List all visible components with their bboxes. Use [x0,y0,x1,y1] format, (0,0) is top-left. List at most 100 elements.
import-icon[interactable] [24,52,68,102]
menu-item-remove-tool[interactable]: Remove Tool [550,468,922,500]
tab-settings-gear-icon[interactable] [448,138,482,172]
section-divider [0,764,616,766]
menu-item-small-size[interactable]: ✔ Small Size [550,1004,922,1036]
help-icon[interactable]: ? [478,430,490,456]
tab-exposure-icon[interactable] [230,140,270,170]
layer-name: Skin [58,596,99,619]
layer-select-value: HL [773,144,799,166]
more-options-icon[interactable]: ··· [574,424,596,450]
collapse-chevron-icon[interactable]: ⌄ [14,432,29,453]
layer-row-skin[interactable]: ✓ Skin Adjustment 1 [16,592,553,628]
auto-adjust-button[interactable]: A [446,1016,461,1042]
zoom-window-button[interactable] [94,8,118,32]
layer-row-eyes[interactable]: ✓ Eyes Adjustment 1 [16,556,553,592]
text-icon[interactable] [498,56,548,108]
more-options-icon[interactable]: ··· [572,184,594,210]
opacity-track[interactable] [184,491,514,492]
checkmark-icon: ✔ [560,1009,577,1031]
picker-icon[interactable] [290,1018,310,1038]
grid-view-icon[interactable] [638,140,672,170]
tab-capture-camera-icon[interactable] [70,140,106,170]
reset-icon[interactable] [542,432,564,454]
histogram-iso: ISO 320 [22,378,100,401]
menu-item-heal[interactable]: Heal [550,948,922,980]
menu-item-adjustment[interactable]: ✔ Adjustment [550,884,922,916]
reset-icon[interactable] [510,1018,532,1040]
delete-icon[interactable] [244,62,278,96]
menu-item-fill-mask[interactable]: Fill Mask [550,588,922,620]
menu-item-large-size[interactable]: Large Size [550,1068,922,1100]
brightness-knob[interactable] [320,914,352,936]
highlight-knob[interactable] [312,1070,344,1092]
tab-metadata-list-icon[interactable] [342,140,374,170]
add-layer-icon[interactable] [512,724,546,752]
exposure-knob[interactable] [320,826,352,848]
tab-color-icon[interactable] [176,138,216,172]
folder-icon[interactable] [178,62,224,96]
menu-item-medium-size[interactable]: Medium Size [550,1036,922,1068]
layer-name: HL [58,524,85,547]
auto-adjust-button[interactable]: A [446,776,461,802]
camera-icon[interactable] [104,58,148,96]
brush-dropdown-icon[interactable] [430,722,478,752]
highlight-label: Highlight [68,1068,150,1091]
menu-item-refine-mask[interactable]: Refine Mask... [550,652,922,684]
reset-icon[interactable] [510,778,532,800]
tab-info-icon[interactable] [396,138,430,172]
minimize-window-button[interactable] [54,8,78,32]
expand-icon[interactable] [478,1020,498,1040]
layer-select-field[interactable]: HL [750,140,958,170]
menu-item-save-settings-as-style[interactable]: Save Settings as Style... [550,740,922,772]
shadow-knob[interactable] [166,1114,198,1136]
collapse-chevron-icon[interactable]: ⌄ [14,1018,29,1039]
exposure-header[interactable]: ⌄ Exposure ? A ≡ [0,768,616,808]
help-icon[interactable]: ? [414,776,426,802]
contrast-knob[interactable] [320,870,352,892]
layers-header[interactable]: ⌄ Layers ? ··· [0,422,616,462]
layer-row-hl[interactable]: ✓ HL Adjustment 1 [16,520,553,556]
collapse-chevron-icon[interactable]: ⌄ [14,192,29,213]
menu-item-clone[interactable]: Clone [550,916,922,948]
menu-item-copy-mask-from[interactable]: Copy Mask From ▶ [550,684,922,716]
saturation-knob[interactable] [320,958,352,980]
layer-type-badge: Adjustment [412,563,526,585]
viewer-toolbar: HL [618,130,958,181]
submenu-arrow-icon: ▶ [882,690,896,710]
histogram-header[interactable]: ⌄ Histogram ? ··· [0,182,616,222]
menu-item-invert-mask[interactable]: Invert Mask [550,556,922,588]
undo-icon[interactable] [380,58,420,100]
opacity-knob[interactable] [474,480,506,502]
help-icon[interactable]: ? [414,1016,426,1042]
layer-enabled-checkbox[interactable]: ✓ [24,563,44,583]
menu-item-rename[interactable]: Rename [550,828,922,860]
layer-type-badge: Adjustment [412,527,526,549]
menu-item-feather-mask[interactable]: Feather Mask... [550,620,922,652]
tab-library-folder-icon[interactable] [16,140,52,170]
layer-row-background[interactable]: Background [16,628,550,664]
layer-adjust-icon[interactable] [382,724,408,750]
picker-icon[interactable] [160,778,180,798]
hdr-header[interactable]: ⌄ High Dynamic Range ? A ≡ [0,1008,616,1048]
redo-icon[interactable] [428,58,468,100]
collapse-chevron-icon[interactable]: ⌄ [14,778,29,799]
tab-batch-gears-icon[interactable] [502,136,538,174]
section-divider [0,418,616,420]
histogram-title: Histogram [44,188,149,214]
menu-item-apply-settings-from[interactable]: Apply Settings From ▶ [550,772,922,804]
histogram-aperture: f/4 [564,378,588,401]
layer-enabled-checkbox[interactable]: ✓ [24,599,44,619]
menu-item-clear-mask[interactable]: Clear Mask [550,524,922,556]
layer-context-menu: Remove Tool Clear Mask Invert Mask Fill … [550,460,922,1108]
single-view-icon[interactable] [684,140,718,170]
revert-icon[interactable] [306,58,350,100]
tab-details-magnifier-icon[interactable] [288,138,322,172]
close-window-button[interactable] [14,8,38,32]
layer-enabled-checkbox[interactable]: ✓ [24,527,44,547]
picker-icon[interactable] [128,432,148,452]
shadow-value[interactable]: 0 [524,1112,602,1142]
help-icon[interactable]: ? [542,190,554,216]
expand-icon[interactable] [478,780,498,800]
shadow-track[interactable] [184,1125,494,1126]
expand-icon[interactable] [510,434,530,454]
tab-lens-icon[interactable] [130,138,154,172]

☆ ☆ ☆ ☆

What is required – Render every line of the material above as a Markdown table with two columns, Row and Entry, skipping blank lines.

Complete response –
| Row | Entry |
|---|---|
| 1 | List all visible components with their bboxes. Use [x0,y0,x1,y1] format, (0,0) is top-left. List at most 100 elements. |
| 2 | import-icon[interactable] [24,52,68,102] |
| 3 | menu-item-remove-tool[interactable]: Remove Tool [550,468,922,500] |
| 4 | tab-settings-gear-icon[interactable] [448,138,482,172] |
| 5 | section-divider [0,764,616,766] |
| 6 | menu-item-small-size[interactable]: ✔ Small Size [550,1004,922,1036] |
| 7 | help-icon[interactable]: ? [478,430,490,456] |
| 8 | tab-exposure-icon[interactable] [230,140,270,170] |
| 9 | layer-name: Skin [58,596,99,619] |
| 10 | layer-select-value: HL [773,144,799,166] |
| 11 | more-options-icon[interactable]: ··· [574,424,596,450] |
| 12 | collapse-chevron-icon[interactable]: ⌄ [14,432,29,453] |
| 13 | layer-row-skin[interactable]: ✓ Skin Adjustment 1 [16,592,553,628] |
| 14 | auto-adjust-button[interactable]: A [446,1016,461,1042] |
| 15 | zoom-window-button[interactable] [94,8,118,32] |
| 16 | layer-row-eyes[interactable]: ✓ Eyes Adjustment 1 [16,556,553,592] |
| 17 | text-icon[interactable] [498,56,548,108] |
| 18 | more-options-icon[interactable]: ··· [572,184,594,210] |
| 19 | opacity-track[interactable] [184,491,514,492] |
| 20 | checkmark-icon: ✔ [560,1009,577,1031] |
| 21 | picker-icon[interactable] [290,1018,310,1038] |
| 22 | grid-view-icon[interactable] [638,140,672,170] |
| 23 | tab-capture-camera-icon[interactable] [70,140,106,170] |
| 24 | reset-icon[interactable] [542,432,564,454] |
| 25 | histogram-iso: ISO 320 [22,378,100,401] |
| 26 | menu-item-heal[interactable]: Heal [550,948,922,980] |
| 27 | menu-item-adjustment[interactable]: ✔ Adjustment [550,884,922,916] |
| 28 | reset-icon[interactable] [510,1018,532,1040] |
| 29 | delete-icon[interactable] [244,62,278,96] |
| 30 | menu-item-fill-mask[interactable]: Fill Mask [550,588,922,620] |
| 31 | menu-item-large-size[interactable]: Large Size [550,1068,922,1100] |
| 32 | brightness-knob[interactable] [320,914,352,936] |
| 33 | highlight-knob[interactable] [312,1070,344,1092] |
| 34 | tab-metadata-list-icon[interactable] [342,140,374,170] |
| 35 | add-layer-icon[interactable] [512,724,546,752] |
| 36 | exposure-knob[interactable] [320,826,352,848] |
| 37 | tab-color-icon[interactable] [176,138,216,172] |
| 38 | folder-icon[interactable] [178,62,224,96] |
| 39 | menu-item-medium-size[interactable]: Medium Size [550,1036,922,1068] |
| 40 | layer-name: HL [58,524,85,547] |
| 41 | auto-adjust-button[interactable]: A [446,776,461,802] |
| 42 | camera-icon[interactable] [104,58,148,96] |
| 43 | brush-dropdown-icon[interactable] [430,722,478,752] |
| 44 | highlight-label: Highlight [68,1068,150,1091] |
| 45 | menu-item-refine-mask[interactable]: Refine Mask... [550,652,922,684] |
| 46 | reset-icon[interactable] [510,778,532,800] |
| 47 | tab-info-icon[interactable] [396,138,430,172] |
| 48 | minimize-window-button[interactable] [54,8,78,32] |
| 49 | expand-icon[interactable] [478,1020,498,1040] |
| 50 | layer-select-field[interactable]: HL [750,140,958,170] |
| 51 | menu-item-save-settings-as-style[interactable]: Save Settings as Style... [550,740,922,772] |
| 52 | shadow-knob[interactable] [166,1114,198,1136] |
| 53 | collapse-chevron-icon[interactable]: ⌄ [14,1018,29,1039] |
| 54 | exposure-header[interactable]: ⌄ Exposure ? A ≡ [0,768,616,808] |
| 55 | help-icon[interactable]: ? [414,776,426,802] |
| 56 | contrast-knob[interactable] [320,870,352,892] |
| 57 | layers-header[interactable]: ⌄ Layers ? ··· [0,422,616,462] |
| 58 | layer-row-hl[interactable]: ✓ HL Adjustment 1 [16,520,553,556] |
| 59 | collapse-chevron-icon[interactable]: ⌄ [14,192,29,213] |
| 60 | menu-item-clone[interactable]: Clone [550,916,922,948] |
| 61 | menu-item-copy-mask-from[interactable]: Copy Mask From ▶ [550,684,922,716] |
| 62 | saturation-knob[interactable] [320,958,352,980] |
| 63 | layer-type-badge: Adjustment [412,563,526,585] |
| 64 | viewer-toolbar: HL [618,130,958,181] |
| 65 | submenu-arrow-icon: ▶ [882,690,896,710] |
| 66 | histogram-header[interactable]: ⌄ Histogram ? ··· [0,182,616,222] |
| 67 | menu-item-invert-mask[interactable]: Invert Mask [550,556,922,588] |
| 68 | undo-icon[interactable] [380,58,420,100] |
| 69 | opacity-knob[interactable] [474,480,506,502] |
| 70 | help-icon[interactable]: ? [414,1016,426,1042] |
| 71 | layer-enabled-checkbox[interactable]: ✓ [24,563,44,583] |
| 72 | menu-item-rename[interactable]: Rename [550,828,922,860] |
| 73 | layer-type-badge: Adjustment [412,527,526,549] |
| 74 | menu-item-feather-mask[interactable]: Feather Mask... [550,620,922,652] |
| 75 | tab-library-folder-icon[interactable] [16,140,52,170] |
| 76 | layer-row-background[interactable]: Background [16,628,550,664] |
| 77 | layer-adjust-icon[interactable] [382,724,408,750] |
| 78 | picker-icon[interactable] [160,778,180,798] |
| 79 | hdr-header[interactable]: ⌄ High Dynamic Range ? A ≡ [0,1008,616,1048] |
| 80 | redo-icon[interactable] [428,58,468,100] |
| 81 | collapse-chevron-icon[interactable]: ⌄ [14,778,29,799] |
| 82 | tab-batch-gears-icon[interactable] [502,136,538,174] |
| 83 | section-divider [0,418,616,420] |
| 84 | histogram-title: Histogram [44,188,149,214] |
| 85 | menu-item-apply-settings-from[interactable]: Apply Settings From ▶ [550,772,922,804] |
| 86 | histogram-aperture: f/4 [564,378,588,401] |
| 87 | layer-enabled-checkbox[interactable]: ✓ [24,599,44,619] |
| 88 | menu-item-clear-mask[interactable]: Clear Mask [550,524,922,556] |
| 89 | layer-context-menu: Remove Tool Clear Mask Invert Mask Fill … [550,460,922,1108] |
| 90 | single-view-icon[interactable] [684,140,718,170] |
| 91 | revert-icon[interactable] [306,58,350,100] |
| 92 | tab-details-magnifier-icon[interactable] [288,138,322,172] |
| 93 | close-window-button[interactable] [14,8,38,32] |
| 94 | layer-enabled-checkbox[interactable]: ✓ [24,527,44,547] |
| 95 | picker-icon[interactable] [128,432,148,452] |
| 96 | shadow-value[interactable]: 0 [524,1112,602,1142] |
| 97 | help-icon[interactable]: ? [542,190,554,216] |
| 98 | expand-icon[interactable] [478,780,498,800] |
| 99 | shadow-track[interactable] [184,1125,494,1126] |
| 100 | expand-icon[interactable] [510,434,530,454] |
| 101 | tab-lens-icon[interactable] [130,138,154,172] |